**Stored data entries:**
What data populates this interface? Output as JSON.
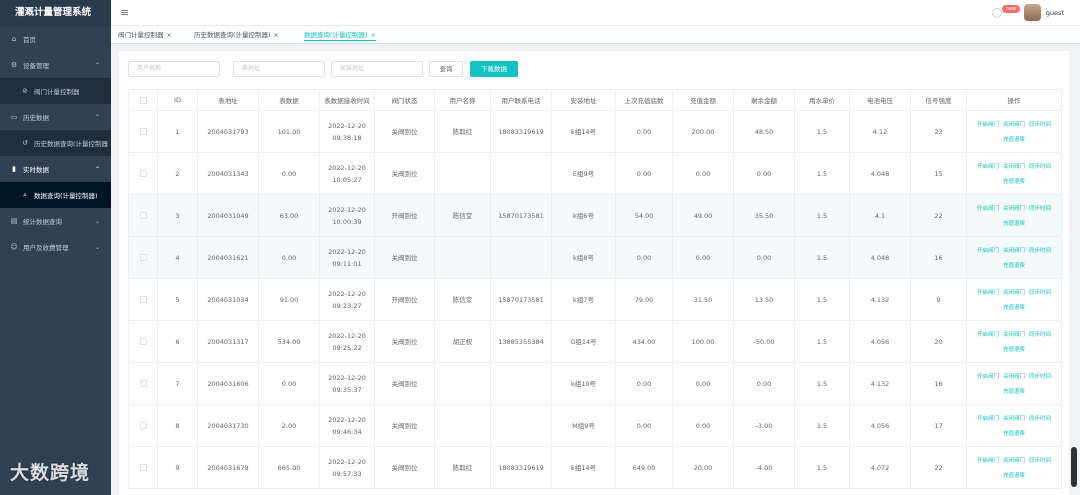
{
  "brand": "灌溉计量管理系统",
  "sidebar": {
    "items": [
      {
        "label": "首页",
        "icon": "home-icon"
      },
      {
        "label": "设备管理",
        "icon": "gear-icon",
        "arrow": "⌃"
      },
      {
        "label": "阀门计量控制器",
        "icon": "valve-icon",
        "sub": true
      },
      {
        "label": "历史数据",
        "icon": "folder-icon",
        "arrow": "⌃"
      },
      {
        "label": "历史数据查询(计量控制器",
        "icon": "history-icon",
        "sub": true
      },
      {
        "label": "实时数据",
        "icon": "chart-icon",
        "arrow": "⌃",
        "active": true
      },
      {
        "label": "数据查询(计量控制器)",
        "icon": "search-icon",
        "sub": true,
        "active": true
      },
      {
        "label": "统计数据查询",
        "icon": "stats-icon",
        "arrow": "⌄"
      },
      {
        "label": "用户及收费管理",
        "icon": "user-icon",
        "arrow": "⌄"
      }
    ]
  },
  "navbar": {
    "badge": "new",
    "username": "guest"
  },
  "tabs": [
    {
      "label": "阀门计量控制器"
    },
    {
      "label": "历史数据查询(计量控制器)"
    },
    {
      "label": "数据查询(计量控制器)",
      "active": true
    }
  ],
  "search": {
    "placeholders": [
      "用户名称",
      "表地址",
      "安装地址"
    ],
    "query_label": "查询",
    "download_label": "下载数据"
  },
  "table": {
    "headers": [
      "",
      "ID",
      "表地址",
      "表数据",
      "表数据接收时间",
      "阀门状态",
      "用户名称",
      "用户联系电话",
      "安装地址",
      "上次充值底数",
      "充值金额",
      "剩余金额",
      "用水单价",
      "电池电压",
      "信号强度",
      "操作"
    ],
    "actions": [
      "开启阀门",
      "关闭阀门",
      "同步时间",
      "充值退费"
    ],
    "rows": [
      {
        "id": "1",
        "addr": "2004031793",
        "data": "101.00",
        "time": "2022-12-20 09:38:18",
        "valve": "关阀到位",
        "user": "陈取红",
        "phone": "18083319619",
        "loc": "k组14号",
        "last": "0.00",
        "recharge": "200.00",
        "remain": "48.50",
        "price": "1.5",
        "voltage": "4.12",
        "signal": "23"
      },
      {
        "id": "2",
        "addr": "2004031343",
        "data": "0.00",
        "time": "2022-12-20 10:05:27",
        "valve": "关阀到位",
        "user": "",
        "phone": "",
        "loc": "E组9号",
        "last": "0.00",
        "recharge": "0.00",
        "remain": "0.00",
        "price": "1.5",
        "voltage": "4.048",
        "signal": "15"
      },
      {
        "id": "3",
        "addr": "2004031049",
        "data": "63.00",
        "time": "2022-12-20 10:00:39",
        "valve": "开阀到位",
        "user": "陈信堂",
        "phone": "15870173581",
        "loc": "k组6号",
        "last": "54.00",
        "recharge": "49.00",
        "remain": "35.50",
        "price": "1.5",
        "voltage": "4.1",
        "signal": "22"
      },
      {
        "id": "4",
        "addr": "2004031621",
        "data": "0.00",
        "time": "2022-12-20 09:11:01",
        "valve": "关阀到位",
        "user": "",
        "phone": "",
        "loc": "k组8号",
        "last": "0.00",
        "recharge": "0.00",
        "remain": "0.00",
        "price": "1.5",
        "voltage": "4.048",
        "signal": "16"
      },
      {
        "id": "5",
        "addr": "2004031034",
        "data": "91.00",
        "time": "2022-12-20 09:23:27",
        "valve": "开阀到位",
        "user": "陈信堂",
        "phone": "15870173581",
        "loc": "k组7号",
        "last": "79.00",
        "recharge": "31.50",
        "remain": "13.50",
        "price": "1.5",
        "voltage": "4.132",
        "signal": "9"
      },
      {
        "id": "6",
        "addr": "2004031317",
        "data": "534.00",
        "time": "2022-12-20 09:25:22",
        "valve": "关阀到位",
        "user": "胡正权",
        "phone": "13885355384",
        "loc": "G组14号",
        "last": "434.00",
        "recharge": "100.00",
        "remain": "-50.00",
        "price": "1.5",
        "voltage": "4.056",
        "signal": "20"
      },
      {
        "id": "7",
        "addr": "2004031606",
        "data": "0.00",
        "time": "2022-12-20 09:35:37",
        "valve": "关阀到位",
        "user": "",
        "phone": "",
        "loc": "k组10号",
        "last": "0.00",
        "recharge": "0.00",
        "remain": "0.00",
        "price": "1.5",
        "voltage": "4.132",
        "signal": "16"
      },
      {
        "id": "8",
        "addr": "2004031730",
        "data": "2.00",
        "time": "2022-12-20 09:46:34",
        "valve": "关阀到位",
        "user": "",
        "phone": "",
        "loc": "M组9号",
        "last": "0.00",
        "recharge": "0.00",
        "remain": "-3.00",
        "price": "1.5",
        "voltage": "4.056",
        "signal": "17"
      },
      {
        "id": "9",
        "addr": "2004031678",
        "data": "665.00",
        "time": "2022-12-20 09:57:33",
        "valve": "关阀到位",
        "user": "陈取红",
        "phone": "18083319619",
        "loc": "k组14号",
        "last": "649.00",
        "recharge": "20.00",
        "remain": "-4.00",
        "price": "1.5",
        "voltage": "4.072",
        "signal": "22"
      }
    ]
  },
  "watermark": "大数跨境"
}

**Problem to solve:**
Report all lines of the data above that include the string "remain".

**Expected output:**
        "remain": "48.50",
        "remain": "0.00",
        "remain": "35.50",
        "remain": "0.00",
        "remain": "13.50",
        "remain": "-50.00",
        "remain": "0.00",
        "remain": "-3.00",
        "remain": "-4.00",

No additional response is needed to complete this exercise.